WHAT IS REQUIRED
Where a line contains the word "communion", copy that line in full.

[Dataset items]

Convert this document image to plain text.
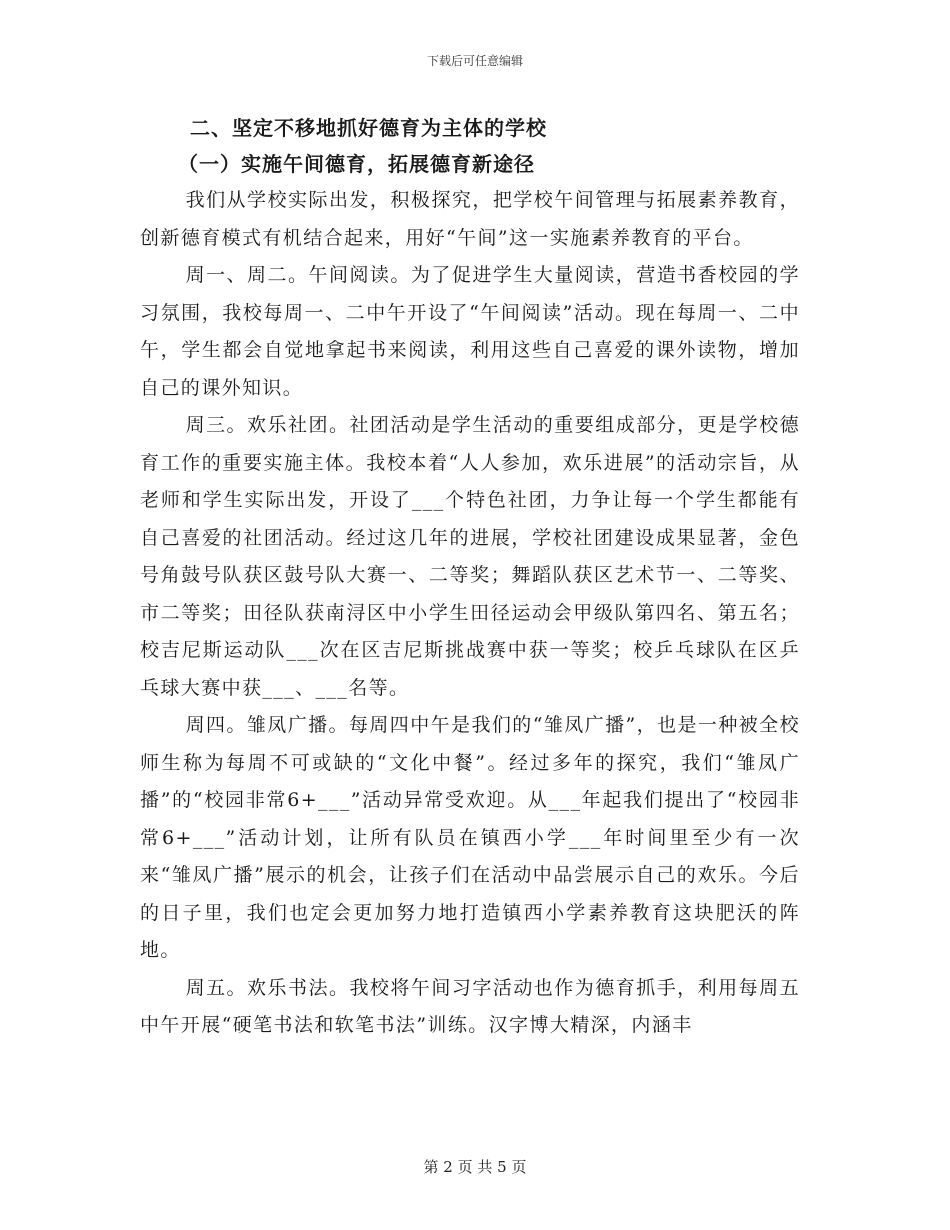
下载后可任意编辑

二、坚定不移地抓好德育为主体的学校

（一）实施午间德育，拓展德育新途径

我们从学校实际出发，积极探究，把学校午间管理与拓展素养教育，创新德育模式有机结合起来，用好“午间”这一实施素养教育的平台。

周一、周二。午间阅读。为了促进学生大量阅读，营造书香校园的学习氛围，我校每周一、二中午开设了“午间阅读”活动。现在每周一、二中午，学生都会自觉地拿起书来阅读，利用这些自己喜爱的课外读物，增加自己的课外知识。

周三。欢乐社团。社团活动是学生活动的重要组成部分，更是学校德育工作的重要实施主体。我校本着“人人参加，欢乐进展”的活动宗旨，从老师和学生实际出发，开设了___个特色社团，力争让每一个学生都能有自己喜爱的社团活动。经过这几年的进展，学校社团建设成果显著，金色号角鼓号队获区鼓号队大赛一、二等奖；舞蹈队获区艺术节一、二等奖、市二等奖；田径队获南浔区中小学生田径运动会甲级队第四名、第五名；校吉尼斯运动队___次在区吉尼斯挑战赛中获一等奖；校乒乓球队在区乒乓球大赛中获___、___名等。

周四。雏凤广播。每周四中午是我们的“雏凤广播”，也是一种被全校师生称为每周不可或缺的“文化中餐”。经过多年的探究，我们“雏凤广播”的“校园非常6+___”活动异常受欢迎。从___年起我们提出了“校园非常6+___”活动计划，让所有队员在镇西小学___年时间里至少有一次来“雏凤广播”展示的机会，让孩子们在活动中品尝展示自己的欢乐。今后的日子里，我们也定会更加努力地打造镇西小学素养教育这块肥沃的阵地。

周五。欢乐书法。我校将午间习字活动也作为德育抓手，利用每周五中午开展“硬笔书法和软笔书法”训练。汉字博大精深，内涵丰

第 2 页 共 5 页
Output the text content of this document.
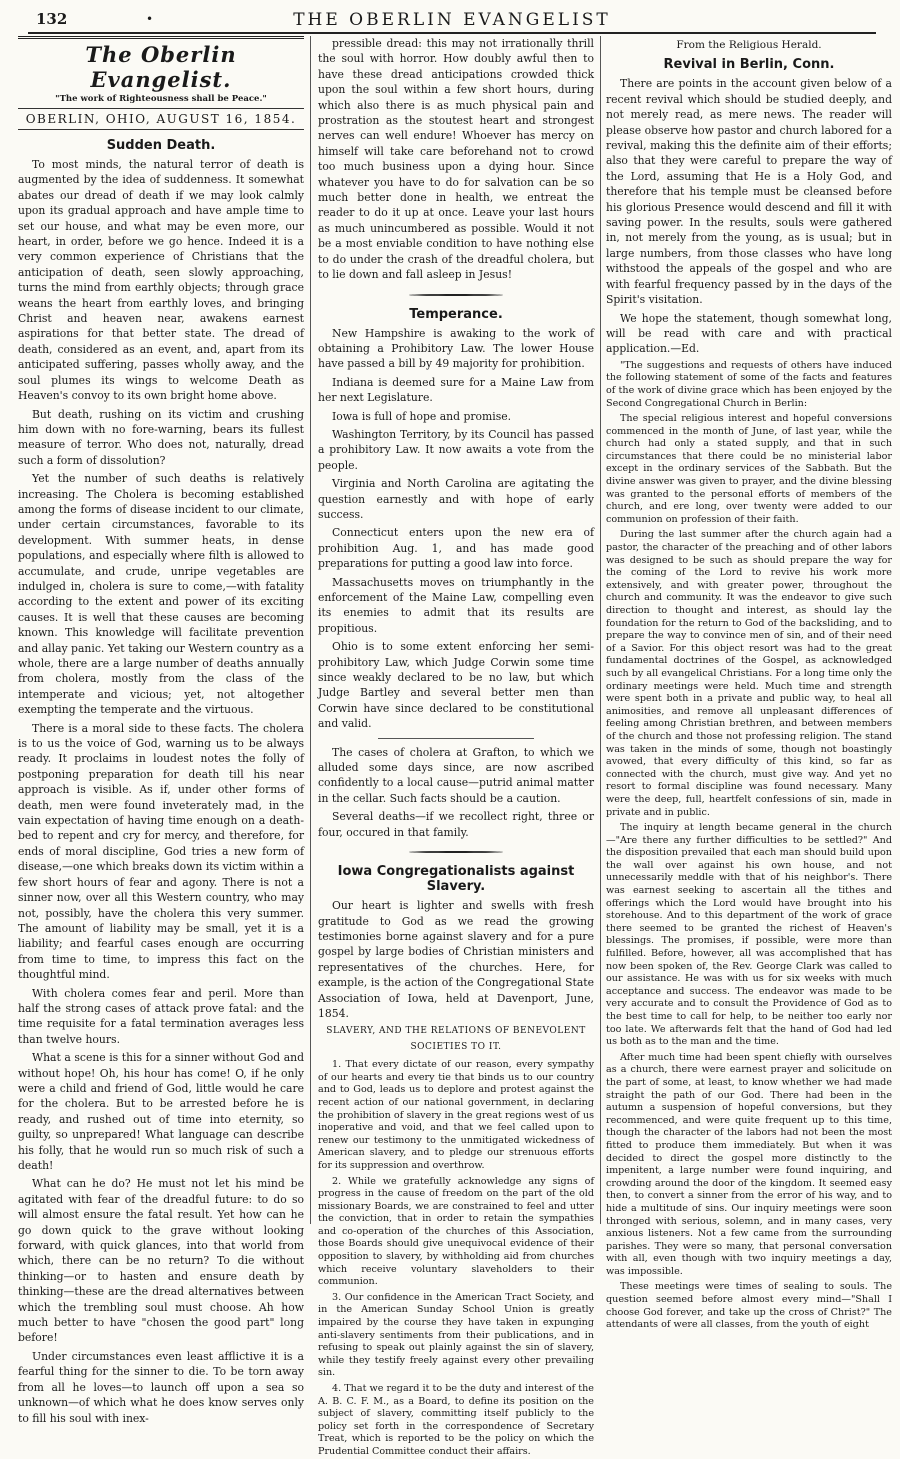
132	•	THE OBERLIN EVANGELIST
The Oberlin Evangelist.
"The work of Righteousness shall be Peace."
OBERLIN, OHIO, AUGUST 16, 1854.
Sudden Death.

To most minds, the natural terror of death is augmented by the idea of suddenness. It somewhat abates our dread of death if we may look calmly upon its gradual approach and have ample time to set our house, and what may be even more, our heart, in order, before we go hence. Indeed it is a very common experience of Christians that the anticipation of death, seen slowly approaching, turns the mind from earthly objects; through grace weans the heart from earthly loves, and bringing Christ and heaven near, awakens earnest aspirations for that better state. The dread of death, considered as an event, and, apart from its anticipated suffering, passes wholly away, and the soul plumes its wings to welcome Death as Heaven's convoy to its own bright home above.

But death, rushing on its victim and crushing him down with no fore-warning, bears its fullest measure of terror. Who does not, naturally, dread such a form of dissolution?

Yet the number of such deaths is relatively increasing. The Cholera is becoming established among the forms of disease incident to our climate, under certain circumstances, favorable to its development. With summer heats, in dense populations, and especially where filth is allowed to accumulate, and crude, unripe vegetables are indulged in, cholera is sure to come,—with fatality according to the extent and power of its exciting causes. It is well that these causes are becoming known. This knowledge will facilitate prevention and allay panic. Yet taking our Western country as a whole, there are a large number of deaths annually from cholera, mostly from the class of the intemperate and vicious; yet, not altogether exempting the temperate and the virtuous.

There is a moral side to these facts. The cholera is to us the voice of God, warning us to be always ready. It proclaims in loudest notes the folly of postponing preparation for death till his near approach is visible. As if, under other forms of death, men were found inveterately mad, in the vain expectation of having time enough on a death-bed to repent and cry for mercy, and therefore, for ends of moral discipline, God tries a new form of disease,—one which breaks down its victim within a few short hours of fear and agony. There is not a sinner now, over all this Western country, who may not, possibly, have the cholera this very summer. The amount of liability may be small, yet it is a liability; and fearful cases enough are occurring from time to time, to impress this fact on the thoughtful mind.

With cholera comes fear and peril. More than half the strong cases of attack prove fatal: and the time requisite for a fatal termination averages less than twelve hours.

What a scene is this for a sinner without God and without hope! Oh, his hour has come! O, if he only were a child and friend of God, little would he care for the cholera. But to be arrested before he is ready, and rushed out of time into eternity, so guilty, so unprepared! What language can describe his folly, that he would run so much risk of such a death!

What can he do? He must not let his mind be agitated with fear of the dreadful future: to do so will almost ensure the fatal result. Yet how can he go down quick to the grave without looking forward, with quick glances, into that world from which, there can be no return? To die without thinking—or to hasten and ensure death by thinking—these are the dread alternatives between which the trembling soul must choose. Ah how much better to have "chosen the good part" long before!

Under circumstances even least afflictive it is a fearful thing for the sinner to die. To be torn away from all he loves—to launch off upon a sea so unknown—of which what he does know serves only to fill his soul with inex-

pressible dread: this may not irrationally thrill the soul with horror. How doubly awful then to have these dread anticipations crowded thick upon the soul within a few short hours, during which also there is as much physical pain and prostration as the stoutest heart and strongest nerves can well endure! Whoever has mercy on himself will take care beforehand not to crowd too much business upon a dying hour. Since whatever you have to do for salvation can be so much better done in health, we entreat the reader to do it up at once. Leave your last hours as much unincumbered as possible. Would it not be a most enviable condition to have nothing else to do under the crash of the dreadful cholera, but to lie down and fall asleep in Jesus!

Temperance.

New Hampshire is awaking to the work of obtaining a Prohibitory Law. The lower House have passed a bill by 49 majority for prohibition.

Indiana is deemed sure for a Maine Law from her next Legislature.

Iowa is full of hope and promise.

Washington Territory, by its Council has passed a prohibitory Law. It now awaits a vote from the people.

Virginia and North Carolina are agitating the question earnestly and with hope of early success.

Connecticut enters upon the new era of prohibition Aug. 1, and has made good preparations for putting a good law into force.

Massachusetts moves on triumphantly in the enforcement of the Maine Law, compelling even its enemies to admit that its results are propitious.

Ohio is to some extent enforcing her semi-prohibitory Law, which Judge Corwin some time since weakly declared to be no law, but which Judge Bartley and several better men than Corwin have since declared to be constitutional and valid.

The cases of cholera at Grafton, to which we alluded some days since, are now ascribed confidently to a local cause—putrid animal matter in the cellar. Such facts should be a caution.

Several deaths—if we recollect right, three or four, occured in that family.

Iowa Congregationalists against Slavery.

Our heart is lighter and swells with fresh gratitude to God as we read the growing testimonies borne against slavery and for a pure gospel by large bodies of Christian ministers and representatives of the churches. Here, for example, is the action of the Congregational State Association of Iowa, held at Davenport, June, 1854.

SLAVERY, AND THE RELATIONS OF BENEVOLENT SOCIETIES TO IT.

1. That every dictate of our reason, every sympathy of our hearts and every tie that binds us to our country and to God, leads us to deplore and protest against the recent action of our national government, in declaring the prohibition of slavery in the great regions west of us inoperative and void, and that we feel called upon to renew our testimony to the unmitigated wickedness of American slavery, and to pledge our strenuous efforts for its suppression and overthrow.

2. While we gratefully acknowledge any signs of progress in the cause of freedom on the part of the old missionary Boards, we are constrained to feel and utter the conviction, that in order to retain the sympathies and co-operation of the churches of this Association, those Boards should give unequivocal evidence of their opposition to slavery, by withholding aid from churches which receive voluntary slaveholders to their communion.

3. Our confidence in the American Tract Society, and in the American Sunday School Union is greatly impaired by the course they have taken in expunging anti-slavery sentiments from their publications, and in refusing to speak out plainly against the sin of slavery, while they testify freely against every other prevailing sin.

4. That we regard it to be the duty and interest of the A. B. C. F. M., as a Board, to define its position on the subject of slavery, committing itself publicly to the policy set forth in the correspondence of Secretary Treat, which is reported to be the policy on which the Prudential Committee conduct their affairs.

From the Religious Herald.

Revival in Berlin, Conn.

There are points in the account given below of a recent revival which should be studied deeply, and not merely read, as mere news. The reader will please observe how pastor and church labored for a revival, making this the definite aim of their efforts; also that they were careful to prepare the way of the Lord, assuming that He is a Holy God, and therefore that his temple must be cleansed before his glorious Presence would descend and fill it with saving power. In the results, souls were gathered in, not merely from the young, as is usual; but in large numbers, from those classes who have long withstood the appeals of the gospel and who are with fearful frequency passed by in the days of the Spirit's visitation.

We hope the statement, though somewhat long, will be read with care and with practical application.—Ed.

"The suggestions and requests of others have induced the following statement of some of the facts and features of the work of divine grace which has been enjoyed by the Second Congregational Church in Berlin:

The special religious interest and hopeful conversions commenced in the month of June, of last year, while the church had only a stated supply, and that in such circumstances that there could be no ministerial labor except in the ordinary services of the Sabbath. But the divine answer was given to prayer, and the divine blessing was granted to the personal efforts of members of the church, and ere long, over twenty were added to our communion on profession of their faith.

During the last summer after the church again had a pastor, the character of the preaching and of other labors was designed to be such as should prepare the way for the coming of the Lord to revive his work more extensively, and with greater power, throughout the church and community. It was the endeavor to give such direction to thought and interest, as should lay the foundation for the return to God of the backsliding, and to prepare the way to convince men of sin, and of their need of a Savior. For this object resort was had to the great fundamental doctrines of the Gospel, as acknowledged such by all evangelical Christians. For a long time only the ordinary meetings were held. Much time and strength were spent both in a private and public way, to heal all animosities, and remove all unpleasant differences of feeling among Christian brethren, and between members of the church and those not professing religion. The stand was taken in the minds of some, though not boastingly avowed, that every difficulty of this kind, so far as connected with the church, must give way. And yet no resort to formal discipline was found necessary. Many were the deep, full, heartfelt confessions of sin, made in private and in public.

The inquiry at length became general in the church—"Are there any further difficulties to be settled?" And the disposition prevailed that each man should build upon the wall over against his own house, and not unnecessarily meddle with that of his neighbor's. There was earnest seeking to ascertain all the tithes and offerings which the Lord would have brought into his storehouse. And to this department of the work of grace there seemed to be granted the richest of Heaven's blessings. The promises, if possible, were more than fulfilled. Before, however, all was accomplished that has now been spoken of, the Rev. George Clark was called to our assistance. He was with us for six weeks with much acceptance and success. The endeavor was made to be very accurate and to consult the Providence of God as to the best time to call for help, to be neither too early nor too late. We afterwards felt that the hand of God had led us both as to the man and the time.

After much time had been spent chiefly with ourselves as a church, there were earnest prayer and solicitude on the part of some, at least, to know whether we had made straight the path of our God. There had been in the autumn a suspension of hopeful conversions, but they recommenced, and were quite frequent up to this time, though the character of the labors had not been the most fitted to produce them immediately. But when it was decided to direct the gospel more distinctly to the impenitent, a large number were found inquiring, and crowding around the door of the kingdom. It seemed easy then, to convert a sinner from the error of his way, and to hide a multitude of sins. Our inquiry meetings were soon thronged with serious, solemn, and in many cases, very anxious listeners. Not a few came from the surrounding parishes. They were so many, that personal conversation with all, even though with two inquiry meetings a day, was impossible.

These meetings were times of sealing to souls. The question seemed before almost every mind—"Shall I choose God forever, and take up the cross of Christ?" The attendants of were all classes, from the youth of eight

WRITTEN RESPONSE
2. While we gratefully acknowledge any signs of progress in the cause of freedom on the part of the old missionary Boards, we are constrained to feel and utter the conviction, that in order to retain the sympathies and co-operation of the churches of this Association, those Boards should give unequivocal evidence of their opposition to slavery, by withholding aid from churches which receive voluntary slaveholders to their communion.
The special religious interest and hopeful conversions commenced in the month of June, of last year, while the church had only a stated supply, and that in such circumstances that there could be no ministerial labor except in the ordinary services of the Sabbath. But the divine answer was given to prayer, and the divine blessing was granted to the personal efforts of members of the church, and ere long, over twenty were added to our communion on profession of their faith.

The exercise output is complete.